◆ **MATERIAL FOR THE TASK**:
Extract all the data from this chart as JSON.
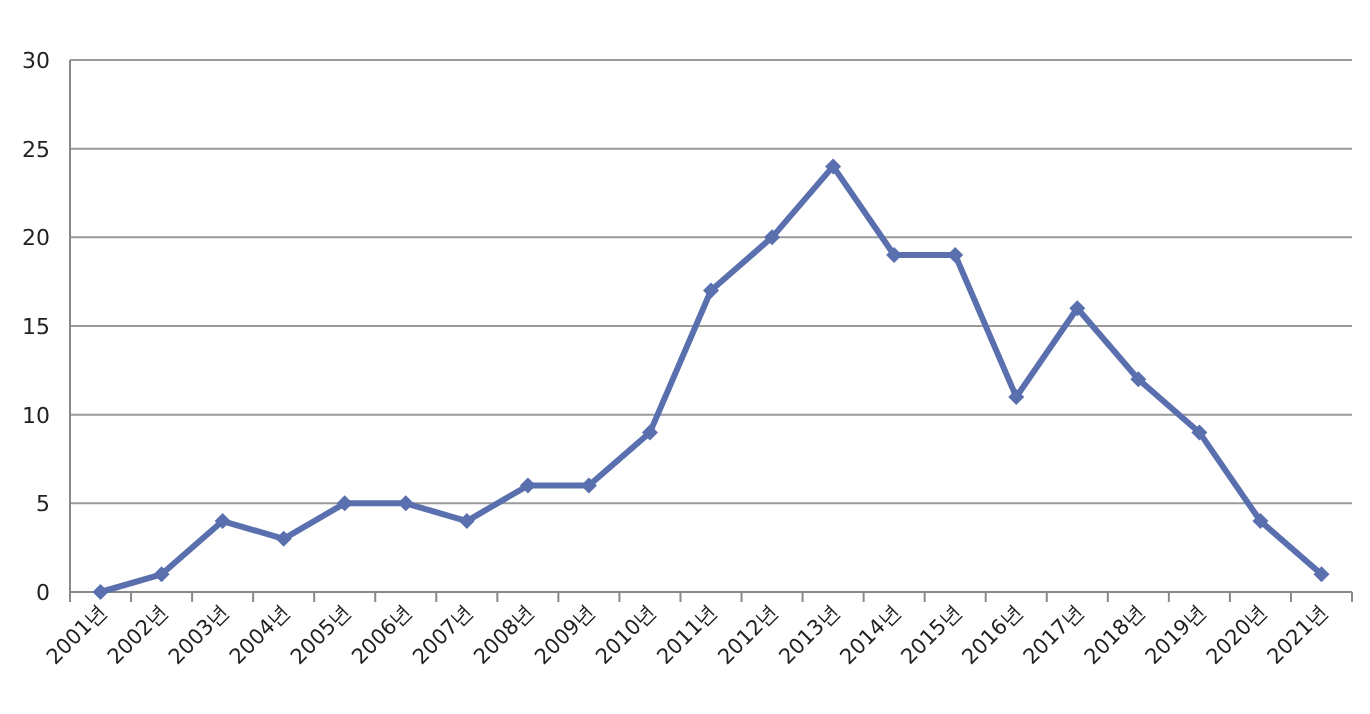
{
  "chart_data": {
    "type": "line",
    "categories": [
      "2001년",
      "2002년",
      "2003년",
      "2004년",
      "2005년",
      "2006년",
      "2007년",
      "2008년",
      "2009년",
      "2010년",
      "2011년",
      "2012년",
      "2013년",
      "2014년",
      "2015년",
      "2016년",
      "2017년",
      "2018년",
      "2019년",
      "2020년",
      "2021년"
    ],
    "series": [
      {
        "color": "#5a6fae",
        "values": [
          0,
          1,
          4,
          3,
          5,
          5,
          4,
          6,
          6,
          9,
          17,
          20,
          24,
          19,
          19,
          11,
          16,
          12,
          9,
          4,
          1
        ]
      }
    ],
    "ylim": [
      0,
      30
    ],
    "yticks": [
      0,
      5,
      10,
      15,
      20,
      25,
      30
    ],
    "grid": "y",
    "marker": "diamond"
  }
}
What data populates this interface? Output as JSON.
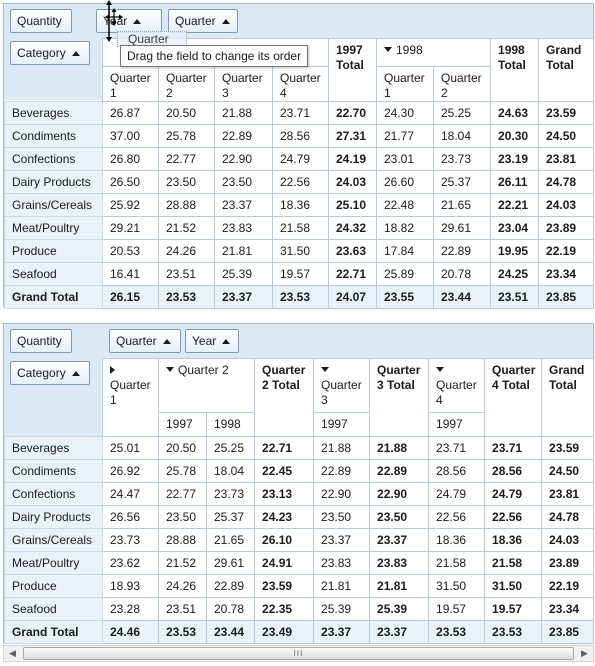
{
  "grid1": {
    "filter_fields": [
      "Quantity"
    ],
    "column_fields": [
      "Year",
      "Quarter"
    ],
    "row_fields": [
      "Category"
    ],
    "drag": {
      "ghost_label": "Quarter",
      "tooltip": "Drag the field to change its order"
    },
    "headers": {
      "y1997": "1997",
      "q1997": [
        "Quarter 1",
        "Quarter 2",
        "Quarter 3",
        "Quarter 4"
      ],
      "total1997": "1997 Total",
      "y1998": "1998",
      "q1998": [
        "Quarter 1",
        "Quarter 2"
      ],
      "total1998": "1998 Total",
      "grand_total": "Grand Total"
    },
    "rows": [
      {
        "label": "Beverages",
        "values": [
          "26.87",
          "20.50",
          "21.88",
          "23.71",
          "22.70",
          "24.30",
          "25.25",
          "24.63",
          "23.59"
        ]
      },
      {
        "label": "Condiments",
        "values": [
          "37.00",
          "25.78",
          "22.89",
          "28.56",
          "27.31",
          "21.77",
          "18.04",
          "20.30",
          "24.50"
        ]
      },
      {
        "label": "Confections",
        "values": [
          "26.80",
          "22.77",
          "22.90",
          "24.79",
          "24.19",
          "23.01",
          "23.73",
          "23.19",
          "23.81"
        ]
      },
      {
        "label": "Dairy Products",
        "values": [
          "26.50",
          "23.50",
          "23.50",
          "22.56",
          "24.03",
          "26.60",
          "25.37",
          "26.11",
          "24.78"
        ]
      },
      {
        "label": "Grains/Cereals",
        "values": [
          "25.92",
          "28.88",
          "23.37",
          "18.36",
          "25.10",
          "22.48",
          "21.65",
          "22.21",
          "24.03"
        ]
      },
      {
        "label": "Meat/Poultry",
        "values": [
          "29.21",
          "21.52",
          "23.83",
          "21.58",
          "24.32",
          "18.82",
          "29.61",
          "23.04",
          "23.89"
        ]
      },
      {
        "label": "Produce",
        "values": [
          "20.53",
          "24.26",
          "21.81",
          "31.50",
          "23.63",
          "17.84",
          "22.89",
          "19.95",
          "22.19"
        ]
      },
      {
        "label": "Seafood",
        "values": [
          "16.41",
          "23.51",
          "25.39",
          "19.57",
          "22.71",
          "25.89",
          "20.78",
          "24.25",
          "23.34"
        ]
      }
    ],
    "grand_total_row": {
      "label": "Grand Total",
      "values": [
        "26.15",
        "23.53",
        "23.37",
        "23.53",
        "24.07",
        "23.55",
        "23.44",
        "23.51",
        "23.85"
      ]
    }
  },
  "grid2": {
    "filter_fields": [
      "Quantity"
    ],
    "column_fields": [
      "Quarter",
      "Year"
    ],
    "row_fields": [
      "Category"
    ],
    "headers": {
      "q1": "Quarter 1",
      "q2": "Quarter 2",
      "q2_years": [
        "1997",
        "1998"
      ],
      "q2_total": "Quarter 2 Total",
      "q3": "Quarter 3",
      "q3_years": [
        "1997"
      ],
      "q3_total": "Quarter 3 Total",
      "q4": "Quarter 4",
      "q4_years": [
        "1997"
      ],
      "q4_total": "Quarter 4 Total",
      "grand_total": "Grand Total"
    },
    "rows": [
      {
        "label": "Beverages",
        "values": [
          "25.01",
          "20.50",
          "25.25",
          "22.71",
          "21.88",
          "21.88",
          "23.71",
          "23.71",
          "23.59"
        ]
      },
      {
        "label": "Condiments",
        "values": [
          "26.92",
          "25.78",
          "18.04",
          "22.45",
          "22.89",
          "22.89",
          "28.56",
          "28.56",
          "24.50"
        ]
      },
      {
        "label": "Confections",
        "values": [
          "24.47",
          "22.77",
          "23.73",
          "23.13",
          "22.90",
          "22.90",
          "24.79",
          "24.79",
          "23.81"
        ]
      },
      {
        "label": "Dairy Products",
        "values": [
          "26.56",
          "23.50",
          "25.37",
          "24.23",
          "23.50",
          "23.50",
          "22.56",
          "22.56",
          "24.78"
        ]
      },
      {
        "label": "Grains/Cereals",
        "values": [
          "23.73",
          "28.88",
          "21.65",
          "26.10",
          "23.37",
          "23.37",
          "18.36",
          "18.36",
          "24.03"
        ]
      },
      {
        "label": "Meat/Poultry",
        "values": [
          "23.62",
          "21.52",
          "29.61",
          "24.91",
          "23.83",
          "23.83",
          "21.58",
          "21.58",
          "23.89"
        ]
      },
      {
        "label": "Produce",
        "values": [
          "18.93",
          "24.26",
          "22.89",
          "23.59",
          "21.81",
          "21.81",
          "31.50",
          "31.50",
          "22.19"
        ]
      },
      {
        "label": "Seafood",
        "values": [
          "23.28",
          "23.51",
          "20.78",
          "22.35",
          "25.39",
          "25.39",
          "19.57",
          "19.57",
          "23.34"
        ]
      }
    ],
    "grand_total_row": {
      "label": "Grand Total",
      "values": [
        "24.46",
        "23.53",
        "23.44",
        "23.49",
        "23.37",
        "23.37",
        "23.53",
        "23.53",
        "23.85"
      ]
    }
  },
  "scrollbar": {
    "grip": "III",
    "left_arrow": "◀",
    "right_arrow": "▶"
  }
}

◆ **STATED GOAL**: Tally the lines of the records holding the word "JSON", then state only the tally.

◆ **RESPONSE TO THE TASK**: 2